SUPPLIED DATA:
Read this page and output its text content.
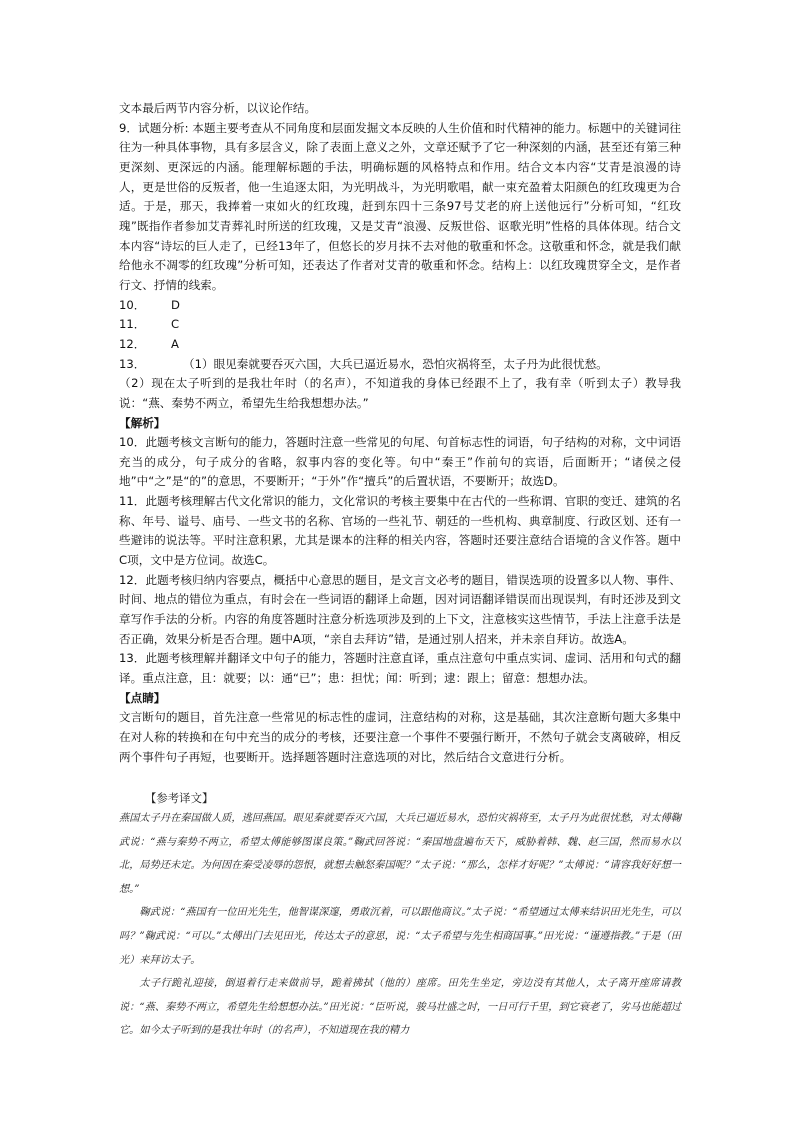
文本最后两节内容分析，以议论作结。

9．试题分析: 本题主要考查从不同角度和层面发掘文本反映的人生价值和时代精神的能力。标题中的关键词往往为一种具体事物，具有多层含义，除了表面上意义之外，文章还赋予了它一种深刻的内涵，甚至还有第三种更深刻、更深远的内涵。能理解标题的手法，明确标题的风格特点和作用。结合文本内容“艾青是浪漫的诗人，更是世俗的反叛者，他一生追逐太阳，为光明战斗，为光明歌唱，献一束充盈着太阳颜色的红玫瑰更为合适。于是，那天，我捧着一束如火的红玫瑰，赶到东四十三条97号艾老的府上送他远行”分析可知，“红玫瑰”既指作者参加艾青葬礼时所送的红玫瑰，又是艾青“浪漫、反叛世俗、讴歌光明”性格的具体体现。结合文本内容“诗坛的巨人走了，已经13年了，但悠长的岁月抹不去对他的敬重和怀念。这敬重和怀念，就是我们献给他永不凋零的红玫瑰”分析可知，还表达了作者对艾青的敬重和怀念。结构上：以红玫瑰贯穿全文，是作者行文、抒情的线索。

10． D

11． C

12． A

13．	（1）眼见秦就要吞灭六国，大兵已逼近易水，恐怕灾祸将至，太子丹为此很忧愁。

（2）现在太子听到的是我壮年时（的名声），不知道我的身体已经跟不上了，我有幸（听到太子）教导我说：“燕、秦势不两立，希望先生给我想想办法。”

【解析】

10．此题考核文言断句的能力，答题时注意一些常见的句尾、句首标志性的词语，句子结构的对称，文中词语充当的成分，句子成分的省略，叙事内容的变化等。句中“秦王”作前句的宾语，后面断开；“诸侯之侵地”中“之”是“的”的意思，不要断开；“于外”作“擅兵”的后置状语，不要断开；故选D。

11．此题考核理解古代文化常识的能力，文化常识的考核主要集中在古代的一些称谓、官职的变迁、建筑的名称、年号、谥号、庙号、一些文书的名称、官场的一些礼节、朝廷的一些机构、典章制度、行政区划、还有一些避讳的说法等。平时注意积累，尤其是课本的注释的相关内容，答题时还要注意结合语境的含义作答。题中C项，文中是方位词。故选C。

12．此题考核归纳内容要点，概括中心意思的题目，是文言文必考的题目，错误选项的设置多以人物、事件、时间、地点的错位为重点，有时会在一些词语的翻译上命题，因对词语翻译错误而出现误判，有时还涉及到文章写作手法的分析。内容的角度答题时注意分析选项涉及到的上下文，注意核实这些情节，手法上注意手法是否正确，效果分析是否合理。题中A项，“亲自去拜访”错，是通过别人招来，并未亲自拜访。故选A。

13．此题考核理解并翻译文中句子的能力，答题时注意直译，重点注意句中重点实词、虚词、活用和句式的翻译。重点注意，且：就要；以：通“已”；患：担忧；闻：听到；逮：跟上；留意：想想办法。

【点睛】

文言断句的题目，首先注意一些常见的标志性的虚词，注意结构的对称，这是基础，其次注意断句题大多集中在对人称的转换和在句中充当的成分的考核，还要注意一个事件不要强行断开，不然句子就会支离破碎，相反两个事件句子再短，也要断开。选择题答题时注意选项的对比，然后结合文意进行分析。

【参考译文】

燕国太子丹在秦国做人质，逃回燕国。眼见秦就要吞灭六国，大兵已逼近易水，恐怕灾祸将至，太子丹为此很忧愁，对太傅鞠武说：“燕与秦势不两立，希望太傅能够图谋良策。”鞠武回答说：“秦国地盘遍布天下，威胁着韩、魏、赵三国，然而易水以北，局势还未定。为何因在秦受凌辱的怨恨，就想去触怒秦国呢？”太子说：“那么，怎样才好呢？”太傅说：“请容我好好想一想。”

鞠武说：“燕国有一位田光先生，他智谋深邃，勇敢沉着，可以跟他商议。”太子说：“希望通过太傅来结识田光先生，可以吗？”鞠武说：“可以。”太傅出门去见田光，传达太子的意思，说：“太子希望与先生相商国事。”田光说：“谨遵指教。”于是（田光）来拜访太子。

太子行跪礼迎接，倒退着行走来做前导，跪着拂拭（他的）座席。田先生坐定，旁边没有其他人，太子离开座席请教说：“燕、秦势不两立，希望先生给想想办法。”田光说：“臣听说，骏马壮盛之时，一日可行千里，到它衰老了，劣马也能超过它。如今太子听到的是我壮年时（的名声），不知道现在我的精力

YOUR OBJECTIVE: Go through the listing above and pull out each line containing the word "眼见秦就要吞灭六国".

IN RESPONSE:
13．	（1）眼见秦就要吞灭六国，大兵已逼近易水，恐怕灾祸将至，太子丹为此很忧愁。
燕国太子丹在秦国做人质，逃回燕国。眼见秦就要吞灭六国，大兵已逼近易水，恐怕灾祸将至，太子丹为此很忧愁，对太傅鞠武说：“燕与秦势不两立，希望太傅能够图谋良策。”鞠武回答说：“秦国地盘遍布天下，威胁着韩、魏、赵三国，然而易水以北，局势还未定。为何因在秦受凌辱的怨恨，就想去触怒秦国呢？”太子说：“那么，怎样才好呢？”太傅说：“请容我好好想一想。”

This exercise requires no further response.